▶ **Your goal**
All the data should be repeated exactly. Any image in it is left out.

▶ **Records for processing**
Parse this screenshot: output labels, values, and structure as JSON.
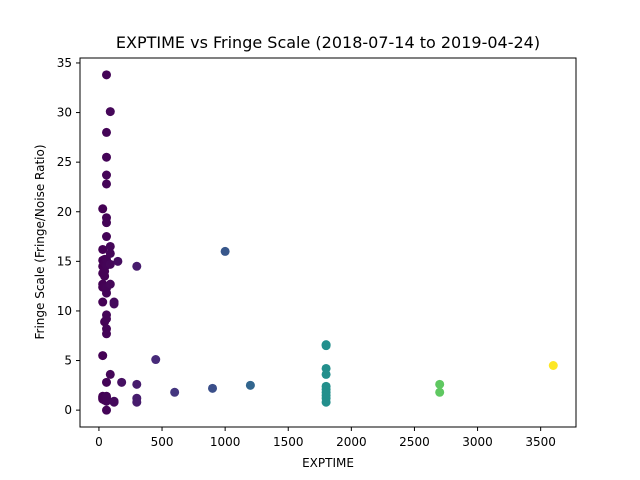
{
  "chart_data": {
    "type": "scatter",
    "title": "EXPTIME vs Fringe Scale (2018-07-14 to 2019-04-24)",
    "xlabel": "EXPTIME",
    "ylabel": "Fringe Scale (Fringe/Noise Ratio)",
    "xlim": [
      -150,
      3780
    ],
    "ylim": [
      -1.7,
      35.5
    ],
    "xticks": [
      0,
      500,
      1000,
      1500,
      2000,
      2500,
      3000,
      3500
    ],
    "yticks": [
      0,
      5,
      10,
      15,
      20,
      25,
      30,
      35
    ],
    "grid": false,
    "colormap": "viridis",
    "color_by": "x",
    "color_range": [
      30,
      3600
    ],
    "points": [
      {
        "x": 30,
        "y": 20.3
      },
      {
        "x": 30,
        "y": 16.2
      },
      {
        "x": 30,
        "y": 15.1
      },
      {
        "x": 30,
        "y": 14.5
      },
      {
        "x": 30,
        "y": 13.8
      },
      {
        "x": 30,
        "y": 12.7
      },
      {
        "x": 30,
        "y": 12.4
      },
      {
        "x": 30,
        "y": 10.9
      },
      {
        "x": 30,
        "y": 5.5
      },
      {
        "x": 30,
        "y": 1.4
      },
      {
        "x": 30,
        "y": 1.3
      },
      {
        "x": 30,
        "y": 1.2
      },
      {
        "x": 30,
        "y": 1.1
      },
      {
        "x": 45,
        "y": 15.2
      },
      {
        "x": 45,
        "y": 14.8
      },
      {
        "x": 45,
        "y": 14.0
      },
      {
        "x": 45,
        "y": 13.5
      },
      {
        "x": 45,
        "y": 12.5
      },
      {
        "x": 45,
        "y": 8.9
      },
      {
        "x": 45,
        "y": 1.2
      },
      {
        "x": 45,
        "y": 1.0
      },
      {
        "x": 60,
        "y": 33.8
      },
      {
        "x": 60,
        "y": 28.0
      },
      {
        "x": 60,
        "y": 25.5
      },
      {
        "x": 60,
        "y": 23.7
      },
      {
        "x": 60,
        "y": 22.8
      },
      {
        "x": 60,
        "y": 19.4
      },
      {
        "x": 60,
        "y": 18.9
      },
      {
        "x": 60,
        "y": 17.5
      },
      {
        "x": 60,
        "y": 15.2
      },
      {
        "x": 60,
        "y": 14.6
      },
      {
        "x": 60,
        "y": 12.3
      },
      {
        "x": 60,
        "y": 11.8
      },
      {
        "x": 60,
        "y": 9.6
      },
      {
        "x": 60,
        "y": 9.2
      },
      {
        "x": 60,
        "y": 8.2
      },
      {
        "x": 60,
        "y": 7.7
      },
      {
        "x": 60,
        "y": 2.8
      },
      {
        "x": 60,
        "y": 1.4
      },
      {
        "x": 60,
        "y": 1.2
      },
      {
        "x": 60,
        "y": 0.9
      },
      {
        "x": 60,
        "y": 0.0
      },
      {
        "x": 90,
        "y": 30.1
      },
      {
        "x": 90,
        "y": 16.5
      },
      {
        "x": 90,
        "y": 15.8
      },
      {
        "x": 90,
        "y": 14.7
      },
      {
        "x": 90,
        "y": 12.7
      },
      {
        "x": 90,
        "y": 3.6
      },
      {
        "x": 120,
        "y": 10.9
      },
      {
        "x": 120,
        "y": 10.7
      },
      {
        "x": 120,
        "y": 0.9
      },
      {
        "x": 120,
        "y": 0.8
      },
      {
        "x": 150,
        "y": 15.0
      },
      {
        "x": 180,
        "y": 2.8
      },
      {
        "x": 300,
        "y": 14.5
      },
      {
        "x": 300,
        "y": 2.6
      },
      {
        "x": 300,
        "y": 1.2
      },
      {
        "x": 300,
        "y": 0.8
      },
      {
        "x": 450,
        "y": 5.1
      },
      {
        "x": 600,
        "y": 1.8
      },
      {
        "x": 900,
        "y": 2.2
      },
      {
        "x": 1000,
        "y": 16.0
      },
      {
        "x": 1200,
        "y": 2.5
      },
      {
        "x": 1800,
        "y": 6.6
      },
      {
        "x": 1800,
        "y": 6.5
      },
      {
        "x": 1800,
        "y": 4.2
      },
      {
        "x": 1800,
        "y": 3.6
      },
      {
        "x": 1800,
        "y": 2.4
      },
      {
        "x": 1800,
        "y": 2.1
      },
      {
        "x": 1800,
        "y": 1.8
      },
      {
        "x": 1800,
        "y": 1.5
      },
      {
        "x": 1800,
        "y": 1.2
      },
      {
        "x": 1800,
        "y": 0.8
      },
      {
        "x": 2700,
        "y": 2.6
      },
      {
        "x": 2700,
        "y": 1.8
      },
      {
        "x": 3600,
        "y": 4.5
      }
    ]
  }
}
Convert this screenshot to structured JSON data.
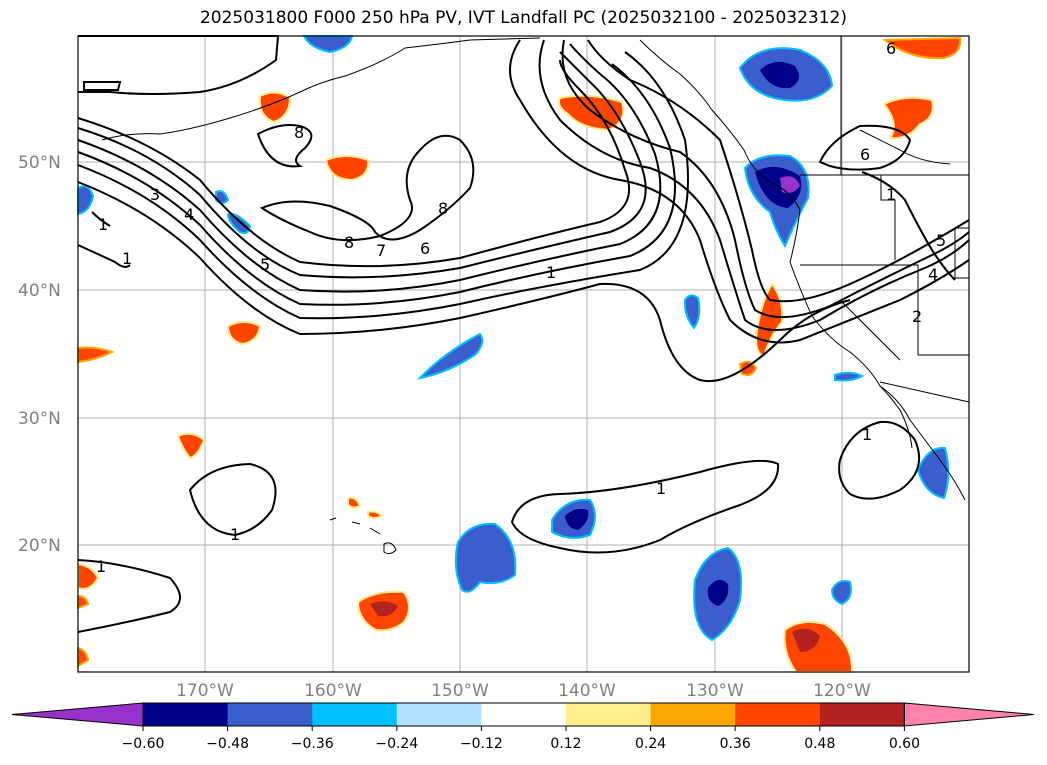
{
  "title": "2025031800 F000 250 hPa PV, IVT Landfall PC (2025032100 - 2025032312)",
  "map": {
    "lat_labels": [
      "50°N",
      "40°N",
      "30°N",
      "20°N"
    ],
    "lon_labels": [
      "170°W",
      "160°W",
      "150°W",
      "140°W",
      "130°W",
      "120°W"
    ],
    "contour_labels": [
      "8",
      "8",
      "8",
      "7",
      "6",
      "5",
      "4",
      "3",
      "1",
      "1",
      "1",
      "1",
      "1",
      "1",
      "6",
      "6",
      "5",
      "4",
      "2",
      "1",
      "1"
    ]
  },
  "colorbar": {
    "tick_labels": [
      "−0.60",
      "−0.48",
      "−0.36",
      "−0.24",
      "−0.12",
      "0.12",
      "0.24",
      "0.36",
      "0.48",
      "0.60"
    ],
    "colors": [
      "#9932cc",
      "#00008b",
      "#3a5fcd",
      "#00bfff",
      "#b0e2ff",
      "#ffffff",
      "#ffec8b",
      "#ffa500",
      "#ff4500",
      "#b22222",
      "#ff82ab"
    ]
  }
}
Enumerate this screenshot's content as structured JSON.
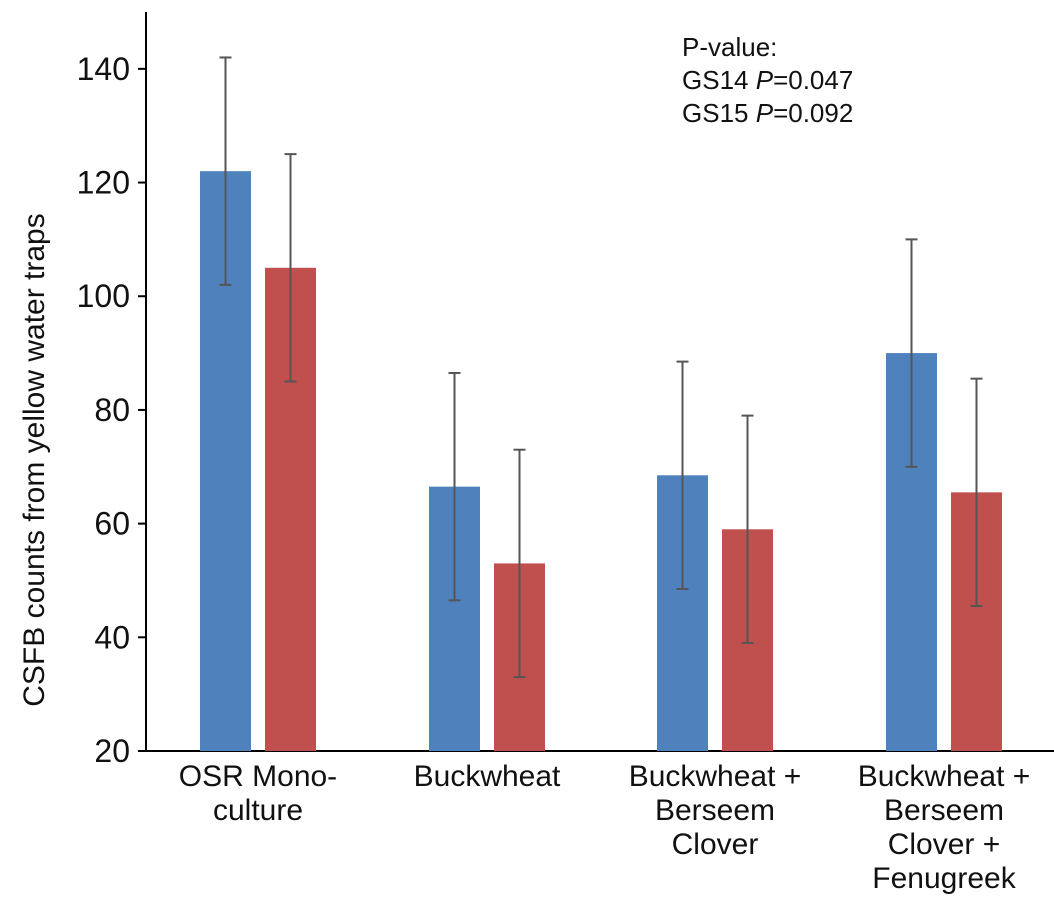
{
  "chart_data": {
    "type": "bar",
    "categories": [
      [
        "OSR Mono-",
        "culture"
      ],
      [
        "Buckwheat"
      ],
      [
        "Buckwheat +",
        "Berseem",
        "Clover"
      ],
      [
        "Buckwheat +",
        "Berseem",
        "Clover +",
        "Fenugreek"
      ]
    ],
    "series": [
      {
        "color": "#4F81BD",
        "values": [
          122,
          66.5,
          68.5,
          90
        ],
        "error": [
          20,
          20,
          20,
          20
        ]
      },
      {
        "color": "#C0504D",
        "values": [
          105,
          53,
          59,
          65.5
        ],
        "error": [
          20,
          20,
          20,
          20
        ]
      }
    ],
    "ylabel": "CSFB counts from yellow water traps",
    "ylim": [
      20,
      150
    ],
    "yticks": [
      20,
      40,
      60,
      80,
      100,
      120,
      140
    ],
    "grid": false,
    "annotation": {
      "title": "P-value:",
      "lines": [
        {
          "prefix": "GS14 ",
          "italic": "P",
          "suffix": "=0.047"
        },
        {
          "prefix": "GS15 ",
          "italic": "P",
          "suffix": "=0.092"
        }
      ]
    }
  }
}
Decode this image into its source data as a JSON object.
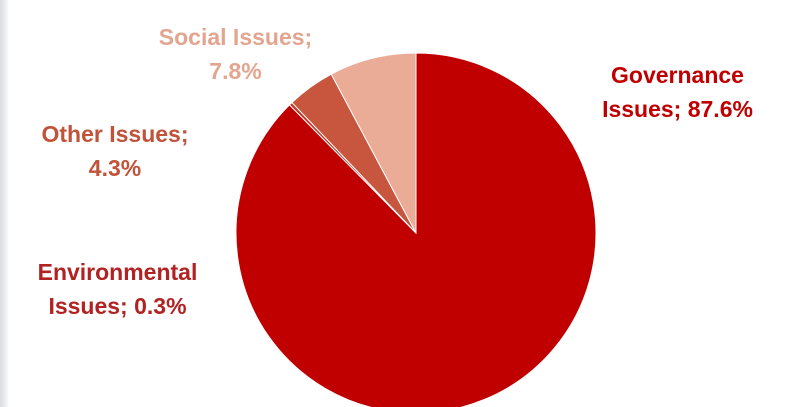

▶ **Output of the exercise**
Parse this screenshot: output labels, values, and structure as JSON.
{
  "chart_data": {
    "type": "scatter",
    "title": "EXPTIME vs Fringe Scale (2018-07-14 to 2019-04-24)",
    "xlabel": "EXPTIME",
    "ylabel": "Fringe Scale (Fringe/Noise Ratio)",
    "xlim": [
      -150,
      3780
    ],
    "ylim": [
      -1.7,
      35.5
    ],
    "xticks": [
      0,
      500,
      1000,
      1500,
      2000,
      2500,
      3000,
      3500
    ],
    "yticks": [
      0,
      5,
      10,
      15,
      20,
      25,
      30,
      35
    ],
    "grid": false,
    "colormap": "viridis",
    "color_by": "x",
    "color_range": [
      30,
      3600
    ],
    "points": [
      {
        "x": 30,
        "y": 20.3
      },
      {
        "x": 30,
        "y": 16.2
      },
      {
        "x": 30,
        "y": 15.1
      },
      {
        "x": 30,
        "y": 14.5
      },
      {
        "x": 30,
        "y": 13.8
      },
      {
        "x": 30,
        "y": 12.7
      },
      {
        "x": 30,
        "y": 12.4
      },
      {
        "x": 30,
        "y": 10.9
      },
      {
        "x": 30,
        "y": 5.5
      },
      {
        "x": 30,
        "y": 1.4
      },
      {
        "x": 30,
        "y": 1.3
      },
      {
        "x": 30,
        "y": 1.2
      },
      {
        "x": 30,
        "y": 1.1
      },
      {
        "x": 45,
        "y": 15.2
      },
      {
        "x": 45,
        "y": 14.8
      },
      {
        "x": 45,
        "y": 14.0
      },
      {
        "x": 45,
        "y": 13.5
      },
      {
        "x": 45,
        "y": 12.5
      },
      {
        "x": 45,
        "y": 8.9
      },
      {
        "x": 45,
        "y": 1.2
      },
      {
        "x": 45,
        "y": 1.0
      },
      {
        "x": 60,
        "y": 33.8
      },
      {
        "x": 60,
        "y": 28.0
      },
      {
        "x": 60,
        "y": 25.5
      },
      {
        "x": 60,
        "y": 23.7
      },
      {
        "x": 60,
        "y": 22.8
      },
      {
        "x": 60,
        "y": 19.4
      },
      {
        "x": 60,
        "y": 18.9
      },
      {
        "x": 60,
        "y": 17.5
      },
      {
        "x": 60,
        "y": 15.2
      },
      {
        "x": 60,
        "y": 14.6
      },
      {
        "x": 60,
        "y": 12.3
      },
      {
        "x": 60,
        "y": 11.8
      },
      {
        "x": 60,
        "y": 9.6
      },
      {
        "x": 60,
        "y": 9.2
      },
      {
        "x": 60,
        "y": 8.2
      },
      {
        "x": 60,
        "y": 7.7
      },
      {
        "x": 60,
        "y": 2.8
      },
      {
        "x": 60,
        "y": 1.4
      },
      {
        "x": 60,
        "y": 1.2
      },
      {
        "x": 60,
        "y": 0.9
      },
      {
        "x": 60,
        "y": 0.0
      },
      {
        "x": 90,
        "y": 30.1
      },
      {
        "x": 90,
        "y": 16.5
      },
      {
        "x": 90,
        "y": 15.8
      },
      {
        "x": 90,
        "y": 14.7
      },
      {
        "x": 90,
        "y": 12.7
      },
      {
        "x": 90,
        "y": 3.6
      },
      {
        "x": 120,
        "y": 10.9
      },
      {
        "x": 120,
        "y": 10.7
      },
      {
        "x": 120,
        "y": 0.9
      },
      {
        "x": 120,
        "y": 0.8
      },
      {
        "x": 150,
        "y": 15.0
      },
      {
        "x": 180,
        "y": 2.8
      },
      {
        "x": 300,
        "y": 14.5
      },
      {
        "x": 300,
        "y": 2.6
      },
      {
        "x": 300,
        "y": 1.2
      },
      {
        "x": 300,
        "y": 0.8
      },
      {
        "x": 450,
        "y": 5.1
      },
      {
        "x": 600,
        "y": 1.8
      },
      {
        "x": 900,
        "y": 2.2
      },
      {
        "x": 1000,
        "y": 16.0
      },
      {
        "x": 1200,
        "y": 2.5
      },
      {
        "x": 1800,
        "y": 6.6
      },
      {
        "x": 1800,
        "y": 6.5
      },
      {
        "x": 1800,
        "y": 4.2
      },
      {
        "x": 1800,
        "y": 3.6
      },
      {
        "x": 1800,
        "y": 2.4
      },
      {
        "x": 1800,
        "y": 2.1
      },
      {
        "x": 1800,
        "y": 1.8
      },
      {
        "x": 1800,
        "y": 1.5
      },
      {
        "x": 1800,
        "y": 1.2
      },
      {
        "x": 1800,
        "y": 0.8
      },
      {
        "x": 2700,
        "y": 2.6
      },
      {
        "x": 2700,
        "y": 1.8
      },
      {
        "x": 3600,
        "y": 4.5
      }
    ]
  }
}
Convert this screenshot to structured JSON data.
{
  "title": "2025031800 F000 250 hPa PV, IVT Landfall PC (2025032100 - 2025032312)",
  "map": {
    "lat_labels": [
      "50°N",
      "40°N",
      "30°N",
      "20°N"
    ],
    "lon_labels": [
      "170°W",
      "160°W",
      "150°W",
      "140°W",
      "130°W",
      "120°W"
    ],
    "contour_labels": [
      "8",
      "8",
      "8",
      "7",
      "6",
      "5",
      "4",
      "3",
      "1",
      "1",
      "1",
      "1",
      "1",
      "1",
      "6",
      "6",
      "5",
      "4",
      "2",
      "1",
      "1"
    ]
  },
  "colorbar": {
    "tick_labels": [
      "−0.60",
      "−0.48",
      "−0.36",
      "−0.24",
      "−0.12",
      "0.12",
      "0.24",
      "0.36",
      "0.48",
      "0.60"
    ],
    "colors": [
      "#9932cc",
      "#00008b",
      "#3a5fcd",
      "#00bfff",
      "#b0e2ff",
      "#ffffff",
      "#ffec8b",
      "#ffa500",
      "#ff4500",
      "#b22222",
      "#ff82ab"
    ]
  }
}
Enumerate this screenshot's content as structured JSON.
{
  "chart_data": {
    "type": "bar",
    "categories": [
      [
        "OSR Mono-",
        "culture"
      ],
      [
        "Buckwheat"
      ],
      [
        "Buckwheat +",
        "Berseem",
        "Clover"
      ],
      [
        "Buckwheat +",
        "Berseem",
        "Clover +",
        "Fenugreek"
      ]
    ],
    "series": [
      {
        "color": "#4F81BD",
        "values": [
          122,
          66.5,
          68.5,
          90
        ],
        "error": [
          20,
          20,
          20,
          20
        ]
      },
      {
        "color": "#C0504D",
        "values": [
          105,
          53,
          59,
          65.5
        ],
        "error": [
          20,
          20,
          20,
          20
        ]
      }
    ],
    "ylabel": "CSFB counts from yellow water traps",
    "ylim": [
      20,
      150
    ],
    "yticks": [
      20,
      40,
      60,
      80,
      100,
      120,
      140
    ],
    "grid": false,
    "annotation": {
      "title": "P-value:",
      "lines": [
        {
          "prefix": "GS14 ",
          "italic": "P",
          "suffix": "=0.047"
        },
        {
          "prefix": "GS15 ",
          "italic": "P",
          "suffix": "=0.092"
        }
      ]
    }
  }
}
Decode this image into its source data as a JSON object.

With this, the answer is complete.